▸ Set task
Which lines hold the word "last"? Show each of them.

Collected data:
● ● ●

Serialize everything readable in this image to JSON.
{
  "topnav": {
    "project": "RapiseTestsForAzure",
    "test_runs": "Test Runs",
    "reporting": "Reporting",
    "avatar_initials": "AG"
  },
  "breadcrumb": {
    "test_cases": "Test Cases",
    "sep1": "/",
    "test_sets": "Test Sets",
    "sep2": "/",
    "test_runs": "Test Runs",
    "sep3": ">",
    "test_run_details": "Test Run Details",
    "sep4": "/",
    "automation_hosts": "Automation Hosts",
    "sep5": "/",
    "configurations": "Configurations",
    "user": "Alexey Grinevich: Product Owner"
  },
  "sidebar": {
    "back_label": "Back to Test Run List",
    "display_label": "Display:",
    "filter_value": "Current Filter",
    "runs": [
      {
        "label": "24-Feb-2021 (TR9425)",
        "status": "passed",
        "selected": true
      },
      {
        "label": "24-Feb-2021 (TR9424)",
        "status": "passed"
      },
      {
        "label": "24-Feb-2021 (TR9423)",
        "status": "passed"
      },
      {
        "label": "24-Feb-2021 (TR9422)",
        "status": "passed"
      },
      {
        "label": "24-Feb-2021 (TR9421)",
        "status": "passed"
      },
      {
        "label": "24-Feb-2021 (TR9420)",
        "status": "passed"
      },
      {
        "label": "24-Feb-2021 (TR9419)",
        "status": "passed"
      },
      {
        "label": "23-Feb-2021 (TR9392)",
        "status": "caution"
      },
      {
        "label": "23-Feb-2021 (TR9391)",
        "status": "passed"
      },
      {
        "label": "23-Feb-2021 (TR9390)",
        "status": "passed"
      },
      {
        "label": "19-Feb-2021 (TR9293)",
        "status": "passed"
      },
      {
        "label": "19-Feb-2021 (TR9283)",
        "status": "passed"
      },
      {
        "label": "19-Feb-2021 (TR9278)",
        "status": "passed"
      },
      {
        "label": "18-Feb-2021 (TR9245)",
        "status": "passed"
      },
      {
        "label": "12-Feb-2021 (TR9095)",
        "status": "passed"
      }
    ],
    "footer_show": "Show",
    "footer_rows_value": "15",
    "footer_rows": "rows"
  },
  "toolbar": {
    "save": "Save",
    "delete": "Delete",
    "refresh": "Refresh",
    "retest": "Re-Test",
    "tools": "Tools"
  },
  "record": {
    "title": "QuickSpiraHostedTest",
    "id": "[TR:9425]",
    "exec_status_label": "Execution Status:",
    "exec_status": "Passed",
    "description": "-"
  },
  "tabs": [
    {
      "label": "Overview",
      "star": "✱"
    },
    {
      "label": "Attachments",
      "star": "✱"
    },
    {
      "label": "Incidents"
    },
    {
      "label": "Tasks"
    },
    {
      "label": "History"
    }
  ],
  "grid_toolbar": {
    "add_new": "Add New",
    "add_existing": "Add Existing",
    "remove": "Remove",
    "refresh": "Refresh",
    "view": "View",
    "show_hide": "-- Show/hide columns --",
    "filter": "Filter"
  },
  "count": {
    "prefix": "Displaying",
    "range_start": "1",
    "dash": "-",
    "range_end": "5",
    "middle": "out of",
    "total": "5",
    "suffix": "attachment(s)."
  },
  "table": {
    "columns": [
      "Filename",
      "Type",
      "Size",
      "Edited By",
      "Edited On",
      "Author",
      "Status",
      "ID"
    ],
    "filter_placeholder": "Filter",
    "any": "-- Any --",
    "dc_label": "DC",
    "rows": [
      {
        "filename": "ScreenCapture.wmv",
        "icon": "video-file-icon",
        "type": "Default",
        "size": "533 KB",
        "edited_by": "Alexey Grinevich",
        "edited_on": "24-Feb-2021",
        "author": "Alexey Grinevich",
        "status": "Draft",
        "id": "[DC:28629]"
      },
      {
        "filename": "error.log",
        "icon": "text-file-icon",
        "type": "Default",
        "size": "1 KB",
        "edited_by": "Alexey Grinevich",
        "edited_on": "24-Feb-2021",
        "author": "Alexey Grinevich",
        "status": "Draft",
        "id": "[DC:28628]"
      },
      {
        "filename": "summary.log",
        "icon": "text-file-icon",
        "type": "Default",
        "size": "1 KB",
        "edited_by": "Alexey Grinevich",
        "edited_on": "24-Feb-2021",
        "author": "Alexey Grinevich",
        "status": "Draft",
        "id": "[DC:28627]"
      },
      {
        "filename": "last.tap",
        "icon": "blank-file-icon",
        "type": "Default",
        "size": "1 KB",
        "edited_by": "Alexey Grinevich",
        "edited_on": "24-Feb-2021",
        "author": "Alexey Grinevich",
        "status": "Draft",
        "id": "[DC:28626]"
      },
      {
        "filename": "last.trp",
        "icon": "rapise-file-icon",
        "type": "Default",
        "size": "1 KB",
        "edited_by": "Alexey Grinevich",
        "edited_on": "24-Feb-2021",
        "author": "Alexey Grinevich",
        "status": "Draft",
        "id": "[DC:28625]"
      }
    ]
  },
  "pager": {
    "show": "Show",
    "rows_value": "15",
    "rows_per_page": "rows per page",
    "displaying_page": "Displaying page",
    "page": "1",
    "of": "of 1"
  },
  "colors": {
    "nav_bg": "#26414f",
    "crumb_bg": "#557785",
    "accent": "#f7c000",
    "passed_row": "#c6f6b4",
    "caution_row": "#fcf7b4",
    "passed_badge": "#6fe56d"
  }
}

● ● ●

▸ Task answer
        "filename": "last.tap",
        "filename": "last.trp",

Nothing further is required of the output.